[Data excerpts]

^^^^^^^^^^^^^^^^

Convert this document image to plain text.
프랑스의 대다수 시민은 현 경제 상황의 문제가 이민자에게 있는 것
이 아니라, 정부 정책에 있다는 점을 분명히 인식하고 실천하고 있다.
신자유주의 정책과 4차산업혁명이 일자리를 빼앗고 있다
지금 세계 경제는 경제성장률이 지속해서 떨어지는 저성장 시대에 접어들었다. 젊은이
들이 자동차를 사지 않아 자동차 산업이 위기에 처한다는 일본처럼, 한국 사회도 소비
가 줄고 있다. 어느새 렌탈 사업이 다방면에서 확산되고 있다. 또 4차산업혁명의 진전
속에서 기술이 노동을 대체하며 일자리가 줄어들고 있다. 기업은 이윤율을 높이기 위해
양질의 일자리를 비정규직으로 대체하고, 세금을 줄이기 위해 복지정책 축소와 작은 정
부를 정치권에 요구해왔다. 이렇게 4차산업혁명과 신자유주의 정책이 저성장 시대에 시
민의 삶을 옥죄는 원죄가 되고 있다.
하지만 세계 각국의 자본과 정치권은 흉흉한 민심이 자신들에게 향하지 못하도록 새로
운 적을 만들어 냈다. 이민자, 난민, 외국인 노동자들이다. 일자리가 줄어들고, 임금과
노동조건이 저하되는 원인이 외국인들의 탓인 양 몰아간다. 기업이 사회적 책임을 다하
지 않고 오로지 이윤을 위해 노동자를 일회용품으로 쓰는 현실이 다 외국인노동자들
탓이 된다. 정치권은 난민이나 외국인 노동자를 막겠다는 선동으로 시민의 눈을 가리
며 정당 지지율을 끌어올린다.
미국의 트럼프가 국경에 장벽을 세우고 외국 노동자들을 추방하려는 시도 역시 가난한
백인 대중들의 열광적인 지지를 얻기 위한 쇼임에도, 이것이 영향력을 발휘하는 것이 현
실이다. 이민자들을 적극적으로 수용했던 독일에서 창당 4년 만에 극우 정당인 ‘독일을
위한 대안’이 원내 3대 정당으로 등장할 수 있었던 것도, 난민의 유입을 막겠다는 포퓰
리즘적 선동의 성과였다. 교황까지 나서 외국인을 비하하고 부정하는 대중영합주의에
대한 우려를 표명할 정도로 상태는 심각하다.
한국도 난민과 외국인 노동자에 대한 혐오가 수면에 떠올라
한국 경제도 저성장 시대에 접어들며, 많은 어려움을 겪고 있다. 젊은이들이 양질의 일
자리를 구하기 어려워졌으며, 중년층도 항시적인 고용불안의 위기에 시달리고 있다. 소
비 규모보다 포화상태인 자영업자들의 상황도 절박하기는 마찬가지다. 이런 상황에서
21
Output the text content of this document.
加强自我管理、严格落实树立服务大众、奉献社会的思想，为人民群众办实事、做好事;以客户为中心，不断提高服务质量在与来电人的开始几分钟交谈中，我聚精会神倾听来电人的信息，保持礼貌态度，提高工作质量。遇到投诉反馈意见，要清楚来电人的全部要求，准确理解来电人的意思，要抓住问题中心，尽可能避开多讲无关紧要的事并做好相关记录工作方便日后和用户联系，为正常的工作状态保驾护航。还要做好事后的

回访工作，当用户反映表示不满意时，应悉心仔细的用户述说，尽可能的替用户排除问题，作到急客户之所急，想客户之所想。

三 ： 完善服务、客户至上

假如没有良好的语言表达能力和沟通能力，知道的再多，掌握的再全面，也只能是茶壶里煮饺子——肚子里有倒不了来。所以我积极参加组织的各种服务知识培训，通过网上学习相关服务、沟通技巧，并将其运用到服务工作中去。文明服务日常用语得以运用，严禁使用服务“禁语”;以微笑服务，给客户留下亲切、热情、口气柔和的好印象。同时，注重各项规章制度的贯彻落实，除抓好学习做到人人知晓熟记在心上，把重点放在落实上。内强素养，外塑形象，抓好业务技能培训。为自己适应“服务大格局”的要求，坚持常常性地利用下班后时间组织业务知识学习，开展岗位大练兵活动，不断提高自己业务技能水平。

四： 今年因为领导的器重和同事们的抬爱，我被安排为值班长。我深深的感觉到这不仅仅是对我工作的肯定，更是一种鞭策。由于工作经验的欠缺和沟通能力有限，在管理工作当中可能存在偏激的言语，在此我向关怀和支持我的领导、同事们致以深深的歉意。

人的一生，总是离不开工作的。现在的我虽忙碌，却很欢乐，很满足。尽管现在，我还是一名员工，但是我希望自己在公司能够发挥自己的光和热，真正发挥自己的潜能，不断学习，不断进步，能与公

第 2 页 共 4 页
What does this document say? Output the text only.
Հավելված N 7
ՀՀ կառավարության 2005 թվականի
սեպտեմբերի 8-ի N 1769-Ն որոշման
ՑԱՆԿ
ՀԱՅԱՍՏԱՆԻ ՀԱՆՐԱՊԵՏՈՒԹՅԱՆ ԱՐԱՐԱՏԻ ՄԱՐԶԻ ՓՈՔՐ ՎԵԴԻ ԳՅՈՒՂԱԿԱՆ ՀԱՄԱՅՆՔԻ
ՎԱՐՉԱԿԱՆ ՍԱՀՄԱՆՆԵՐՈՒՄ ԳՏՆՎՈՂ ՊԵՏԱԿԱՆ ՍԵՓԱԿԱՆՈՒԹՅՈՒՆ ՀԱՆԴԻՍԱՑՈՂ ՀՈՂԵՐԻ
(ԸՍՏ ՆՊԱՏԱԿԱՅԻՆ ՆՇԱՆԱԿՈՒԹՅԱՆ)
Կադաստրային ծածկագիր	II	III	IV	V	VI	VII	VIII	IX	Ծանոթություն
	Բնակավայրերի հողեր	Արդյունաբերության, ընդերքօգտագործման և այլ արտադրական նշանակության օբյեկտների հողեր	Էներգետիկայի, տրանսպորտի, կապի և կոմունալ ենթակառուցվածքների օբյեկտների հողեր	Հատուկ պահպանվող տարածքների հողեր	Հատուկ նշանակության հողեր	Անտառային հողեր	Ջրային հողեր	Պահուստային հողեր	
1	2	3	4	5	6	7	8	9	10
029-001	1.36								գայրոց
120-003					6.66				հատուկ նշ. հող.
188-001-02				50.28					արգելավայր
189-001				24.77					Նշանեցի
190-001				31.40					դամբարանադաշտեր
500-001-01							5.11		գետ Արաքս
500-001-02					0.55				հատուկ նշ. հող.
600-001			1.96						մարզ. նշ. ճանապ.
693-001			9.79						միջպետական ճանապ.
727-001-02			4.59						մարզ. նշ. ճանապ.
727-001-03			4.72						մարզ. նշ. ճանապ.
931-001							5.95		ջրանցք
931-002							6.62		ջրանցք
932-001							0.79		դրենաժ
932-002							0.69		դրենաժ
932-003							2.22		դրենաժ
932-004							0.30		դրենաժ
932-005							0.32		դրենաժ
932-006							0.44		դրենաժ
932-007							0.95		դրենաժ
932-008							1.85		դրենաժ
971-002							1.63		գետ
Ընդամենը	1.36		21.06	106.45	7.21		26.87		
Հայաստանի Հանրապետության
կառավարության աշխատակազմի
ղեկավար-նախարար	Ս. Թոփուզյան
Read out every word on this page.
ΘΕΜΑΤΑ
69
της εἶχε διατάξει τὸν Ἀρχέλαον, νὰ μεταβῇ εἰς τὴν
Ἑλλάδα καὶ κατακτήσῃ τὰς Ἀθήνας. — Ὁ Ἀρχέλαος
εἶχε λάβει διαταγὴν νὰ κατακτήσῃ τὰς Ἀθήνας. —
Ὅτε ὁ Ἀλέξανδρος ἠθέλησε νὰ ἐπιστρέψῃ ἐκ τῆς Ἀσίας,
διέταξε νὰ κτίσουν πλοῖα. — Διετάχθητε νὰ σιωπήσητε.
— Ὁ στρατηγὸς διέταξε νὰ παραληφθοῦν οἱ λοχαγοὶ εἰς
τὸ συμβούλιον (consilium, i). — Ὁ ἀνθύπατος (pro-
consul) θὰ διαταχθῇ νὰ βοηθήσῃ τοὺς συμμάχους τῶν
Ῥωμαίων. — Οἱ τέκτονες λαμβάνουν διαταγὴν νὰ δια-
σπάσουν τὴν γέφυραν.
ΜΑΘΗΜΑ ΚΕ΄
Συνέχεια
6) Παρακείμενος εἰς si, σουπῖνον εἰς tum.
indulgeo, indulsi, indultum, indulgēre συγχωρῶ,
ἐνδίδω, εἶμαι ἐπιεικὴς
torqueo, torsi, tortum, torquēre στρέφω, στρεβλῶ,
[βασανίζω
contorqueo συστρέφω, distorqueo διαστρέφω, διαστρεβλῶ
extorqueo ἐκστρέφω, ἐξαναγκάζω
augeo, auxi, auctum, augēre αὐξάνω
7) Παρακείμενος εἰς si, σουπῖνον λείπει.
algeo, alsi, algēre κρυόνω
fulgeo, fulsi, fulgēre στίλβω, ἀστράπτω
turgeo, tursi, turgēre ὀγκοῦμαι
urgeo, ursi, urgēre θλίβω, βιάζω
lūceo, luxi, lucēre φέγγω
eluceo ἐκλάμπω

^^^^^^^^^^^^^^^^

Please quote nothing but the lines from the line with "Read out every word on this page." through the end of the data above, exactly as written, ends included.

Read out every word on this page.
ΘΕΜΑΤΑ
69
της εἶχε διατάξει τὸν Ἀρχέλαον, νὰ μεταβῇ εἰς τὴν
Ἑλλάδα καὶ κατακτήσῃ τὰς Ἀθήνας. — Ὁ Ἀρχέλαος
εἶχε λάβει διαταγὴν νὰ κατακτήσῃ τὰς Ἀθήνας. —
Ὅτε ὁ Ἀλέξανδρος ἠθέλησε νὰ ἐπιστρέψῃ ἐκ τῆς Ἀσίας,
διέταξε νὰ κτίσουν πλοῖα. — Διετάχθητε νὰ σιωπήσητε.
— Ὁ στρατηγὸς διέταξε νὰ παραληφθοῦν οἱ λοχαγοὶ εἰς
τὸ συμβούλιον (consilium, i). — Ὁ ἀνθύπατος (pro-
consul) θὰ διαταχθῇ νὰ βοηθήσῃ τοὺς συμμάχους τῶν
Ῥωμαίων. — Οἱ τέκτονες λαμβάνουν διαταγὴν νὰ δια-
σπάσουν τὴν γέφυραν.
ΜΑΘΗΜΑ ΚΕ΄
Συνέχεια
6) Παρακείμενος εἰς si, σουπῖνον εἰς tum.
indulgeo, indulsi, indultum, indulgēre συγχωρῶ,
ἐνδίδω, εἶμαι ἐπιεικὴς
torqueo, torsi, tortum, torquēre στρέφω, στρεβλῶ,
[βασανίζω
contorqueo συστρέφω, distorqueo διαστρέφω, διαστρεβλῶ
extorqueo ἐκστρέφω, ἐξαναγκάζω
augeo, auxi, auctum, augēre αὐξάνω
7) Παρακείμενος εἰς si, σουπῖνον λείπει.
algeo, alsi, algēre κρυόνω
fulgeo, fulsi, fulgēre στίλβω, ἀστράπτω
turgeo, tursi, turgēre ὀγκοῦμαι
urgeo, ursi, urgēre θλίβω, βιάζω
lūceo, luxi, lucēre φέγγω
eluceo ἐκλάμπω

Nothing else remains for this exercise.